[Task data]
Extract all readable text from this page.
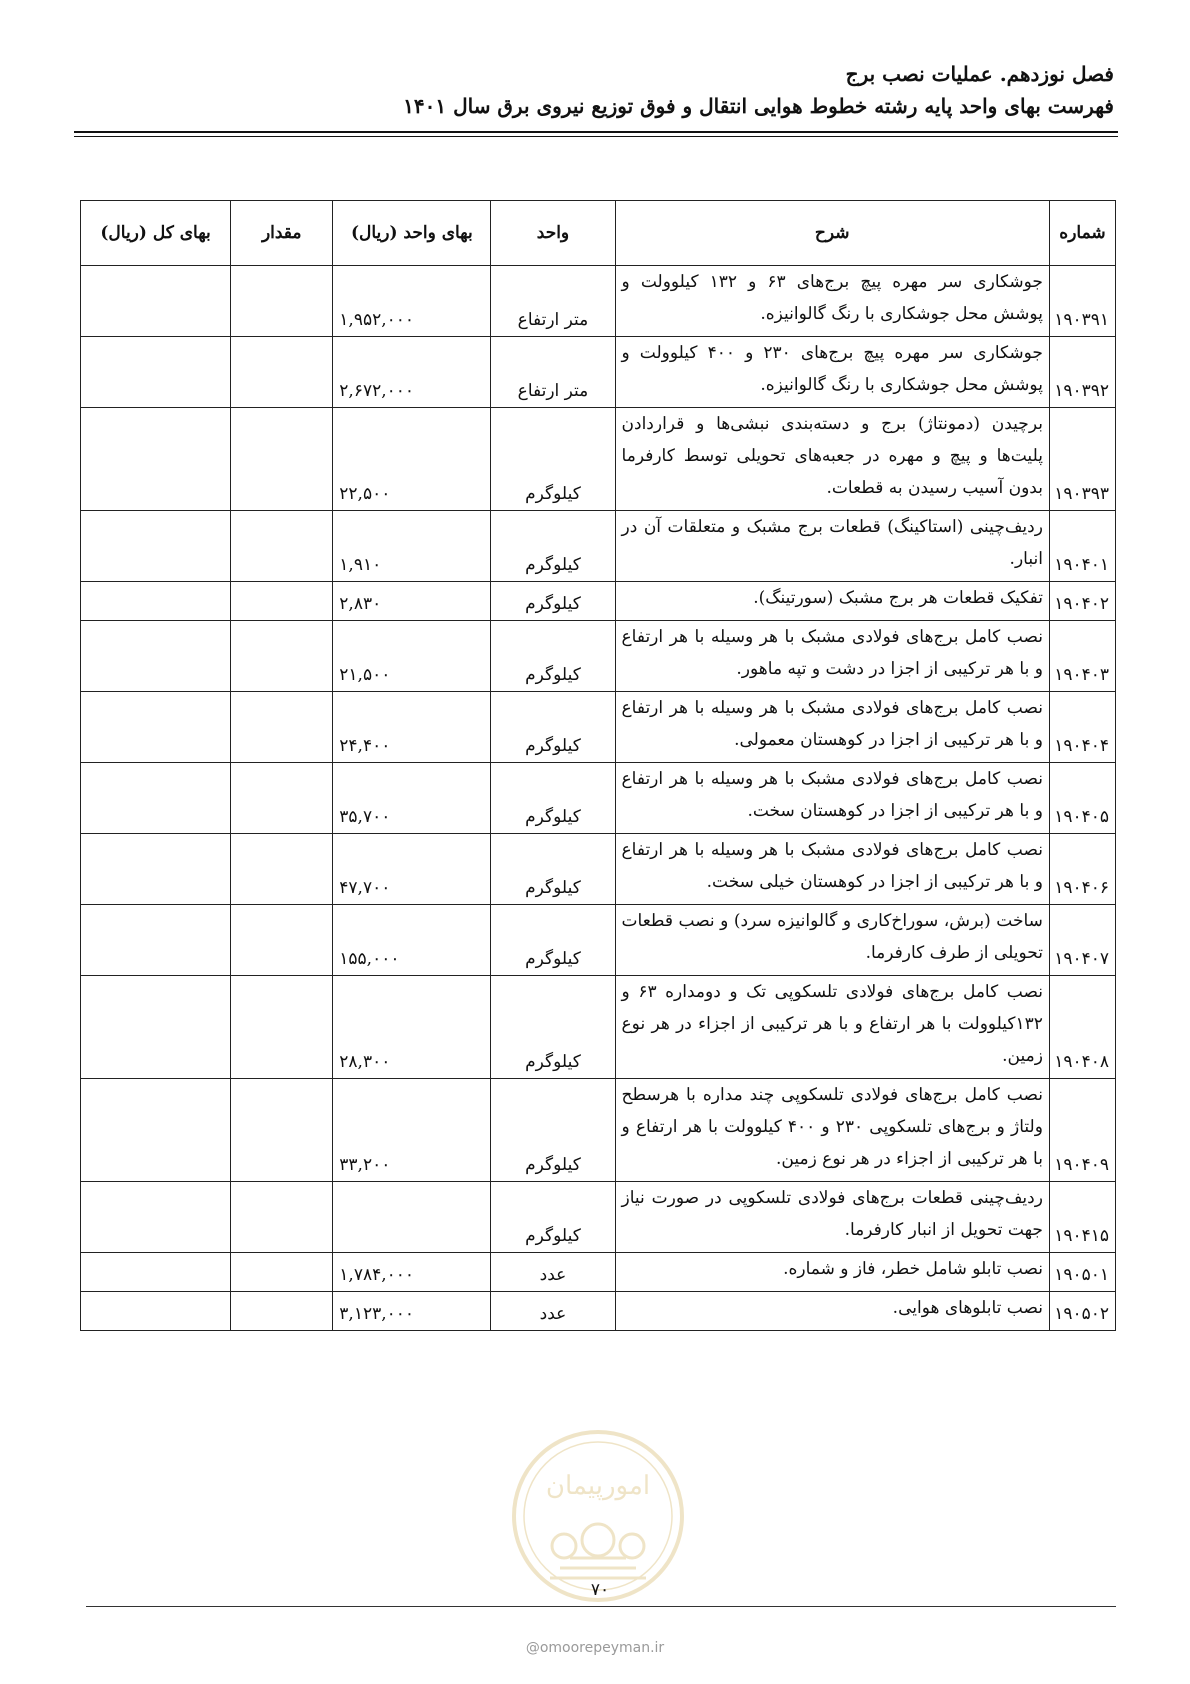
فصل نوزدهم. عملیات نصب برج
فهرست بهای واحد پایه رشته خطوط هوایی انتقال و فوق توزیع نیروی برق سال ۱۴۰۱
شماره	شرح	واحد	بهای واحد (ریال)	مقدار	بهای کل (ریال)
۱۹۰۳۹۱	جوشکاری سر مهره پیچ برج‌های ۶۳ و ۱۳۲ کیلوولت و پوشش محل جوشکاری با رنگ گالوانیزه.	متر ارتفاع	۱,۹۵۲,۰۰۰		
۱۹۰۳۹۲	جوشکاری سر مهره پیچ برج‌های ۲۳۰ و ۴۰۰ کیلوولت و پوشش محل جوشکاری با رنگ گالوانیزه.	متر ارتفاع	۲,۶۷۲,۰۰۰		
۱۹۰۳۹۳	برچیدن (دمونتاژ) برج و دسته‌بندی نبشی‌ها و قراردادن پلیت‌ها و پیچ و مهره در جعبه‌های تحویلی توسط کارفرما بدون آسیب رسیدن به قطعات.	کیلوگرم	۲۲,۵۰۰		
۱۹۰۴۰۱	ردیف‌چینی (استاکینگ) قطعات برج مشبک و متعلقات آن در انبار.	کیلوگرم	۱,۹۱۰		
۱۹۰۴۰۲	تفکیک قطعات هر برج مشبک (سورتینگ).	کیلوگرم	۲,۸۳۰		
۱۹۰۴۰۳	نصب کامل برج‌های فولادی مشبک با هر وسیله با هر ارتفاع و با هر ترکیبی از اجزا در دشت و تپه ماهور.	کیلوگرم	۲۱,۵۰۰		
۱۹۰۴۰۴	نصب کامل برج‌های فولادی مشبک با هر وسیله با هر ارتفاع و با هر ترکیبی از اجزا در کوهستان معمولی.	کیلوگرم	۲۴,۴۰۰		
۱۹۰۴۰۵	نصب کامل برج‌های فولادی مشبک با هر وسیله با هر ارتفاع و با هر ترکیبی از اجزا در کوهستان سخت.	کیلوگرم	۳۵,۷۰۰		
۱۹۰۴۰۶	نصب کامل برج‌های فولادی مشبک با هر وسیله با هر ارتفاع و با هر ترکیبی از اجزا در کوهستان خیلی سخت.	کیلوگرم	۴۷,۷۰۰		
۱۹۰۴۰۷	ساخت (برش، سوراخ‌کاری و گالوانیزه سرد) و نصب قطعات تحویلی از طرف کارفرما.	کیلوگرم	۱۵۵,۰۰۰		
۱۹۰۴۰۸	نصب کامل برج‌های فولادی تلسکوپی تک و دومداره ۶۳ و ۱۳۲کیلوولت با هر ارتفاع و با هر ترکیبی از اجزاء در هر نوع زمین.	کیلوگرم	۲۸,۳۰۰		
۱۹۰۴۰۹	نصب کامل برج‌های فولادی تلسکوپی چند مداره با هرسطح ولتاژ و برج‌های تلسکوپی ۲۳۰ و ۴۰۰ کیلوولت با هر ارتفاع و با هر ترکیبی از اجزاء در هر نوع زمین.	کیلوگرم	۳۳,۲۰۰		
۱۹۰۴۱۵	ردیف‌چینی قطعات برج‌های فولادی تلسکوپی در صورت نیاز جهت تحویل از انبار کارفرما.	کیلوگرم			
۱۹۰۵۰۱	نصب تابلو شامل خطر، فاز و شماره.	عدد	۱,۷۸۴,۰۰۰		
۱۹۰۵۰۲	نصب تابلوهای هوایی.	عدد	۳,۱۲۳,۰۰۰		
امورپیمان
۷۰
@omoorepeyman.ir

---

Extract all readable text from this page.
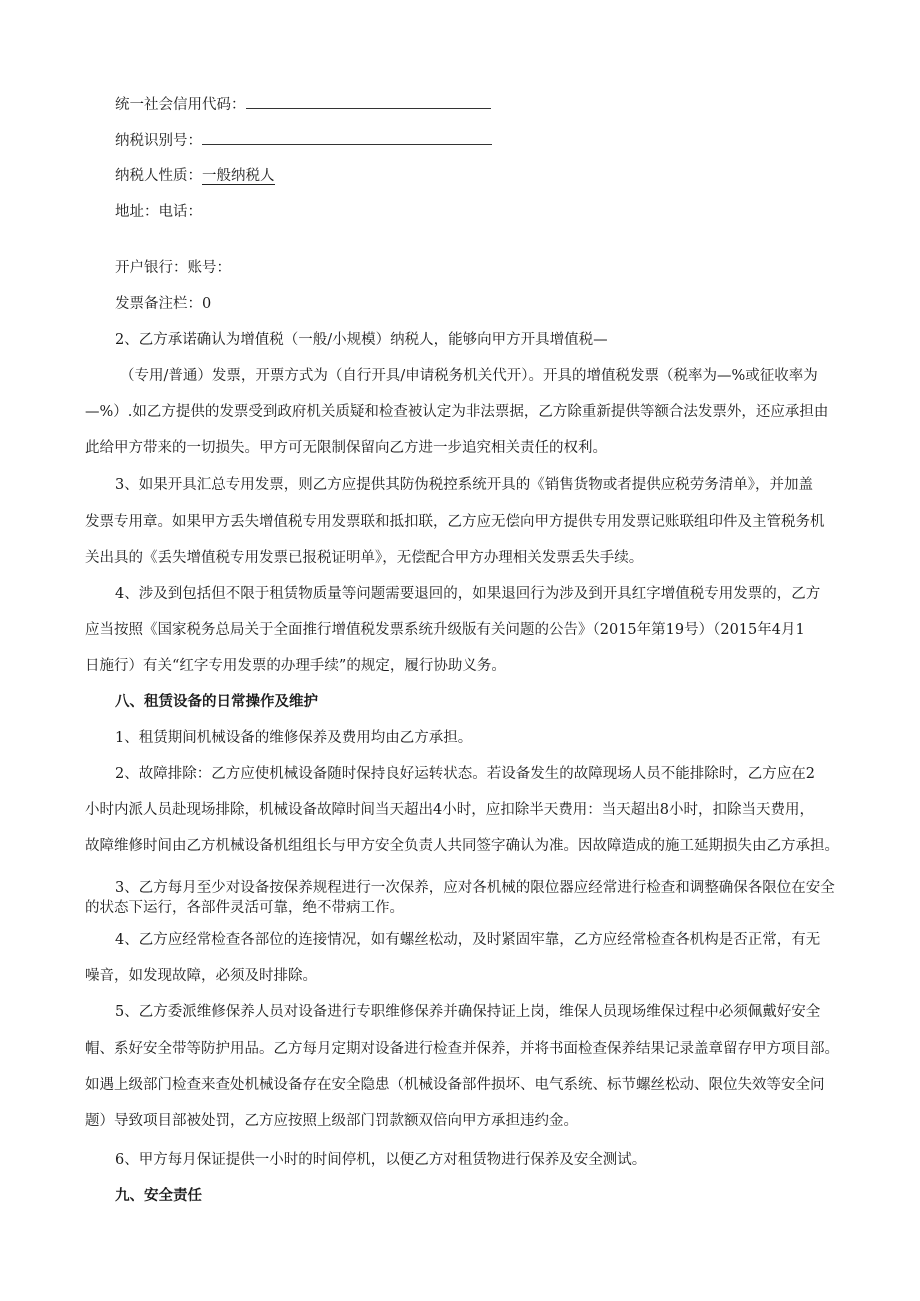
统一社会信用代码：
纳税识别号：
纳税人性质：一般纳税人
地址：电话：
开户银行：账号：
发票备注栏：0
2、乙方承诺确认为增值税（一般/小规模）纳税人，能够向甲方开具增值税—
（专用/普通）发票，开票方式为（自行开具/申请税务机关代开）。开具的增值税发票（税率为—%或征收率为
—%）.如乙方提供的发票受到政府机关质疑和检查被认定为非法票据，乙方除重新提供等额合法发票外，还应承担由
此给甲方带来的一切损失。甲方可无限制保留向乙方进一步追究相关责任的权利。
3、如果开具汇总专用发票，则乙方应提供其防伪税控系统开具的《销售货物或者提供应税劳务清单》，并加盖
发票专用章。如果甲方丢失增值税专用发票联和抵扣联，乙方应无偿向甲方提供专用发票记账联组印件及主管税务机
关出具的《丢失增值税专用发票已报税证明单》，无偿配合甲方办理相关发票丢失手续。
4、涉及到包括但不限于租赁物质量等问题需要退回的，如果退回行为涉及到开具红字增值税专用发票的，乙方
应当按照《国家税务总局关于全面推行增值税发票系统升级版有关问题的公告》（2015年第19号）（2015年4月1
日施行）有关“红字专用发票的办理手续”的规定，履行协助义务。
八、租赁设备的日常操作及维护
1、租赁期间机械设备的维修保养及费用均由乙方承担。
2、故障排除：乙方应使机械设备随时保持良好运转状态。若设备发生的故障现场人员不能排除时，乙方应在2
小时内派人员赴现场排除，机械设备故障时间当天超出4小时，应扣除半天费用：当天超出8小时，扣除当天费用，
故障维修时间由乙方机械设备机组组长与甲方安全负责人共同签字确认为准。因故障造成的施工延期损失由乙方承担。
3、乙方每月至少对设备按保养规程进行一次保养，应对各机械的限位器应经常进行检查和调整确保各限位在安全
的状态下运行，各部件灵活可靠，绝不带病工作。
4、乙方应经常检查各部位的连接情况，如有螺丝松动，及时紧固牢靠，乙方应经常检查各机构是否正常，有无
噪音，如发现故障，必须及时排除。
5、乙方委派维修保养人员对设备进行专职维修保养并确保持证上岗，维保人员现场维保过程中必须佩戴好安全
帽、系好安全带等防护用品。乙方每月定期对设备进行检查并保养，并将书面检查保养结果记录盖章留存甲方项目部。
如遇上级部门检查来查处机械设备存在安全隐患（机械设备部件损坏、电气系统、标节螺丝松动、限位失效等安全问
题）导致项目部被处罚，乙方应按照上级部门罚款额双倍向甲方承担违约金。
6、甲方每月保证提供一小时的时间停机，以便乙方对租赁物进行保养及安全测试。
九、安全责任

[Stated goal]
Pick out the lines containing the word "بهای" and show them.

[Full output]
فهرست بهای واحد پایه رشته خطوط هوایی انتقال و فوق توزیع نیروی برق سال ۱۴۰۱
شماره	شرح	واحد	بهای واحد (ریال)	مقدار	بهای کل (ریال)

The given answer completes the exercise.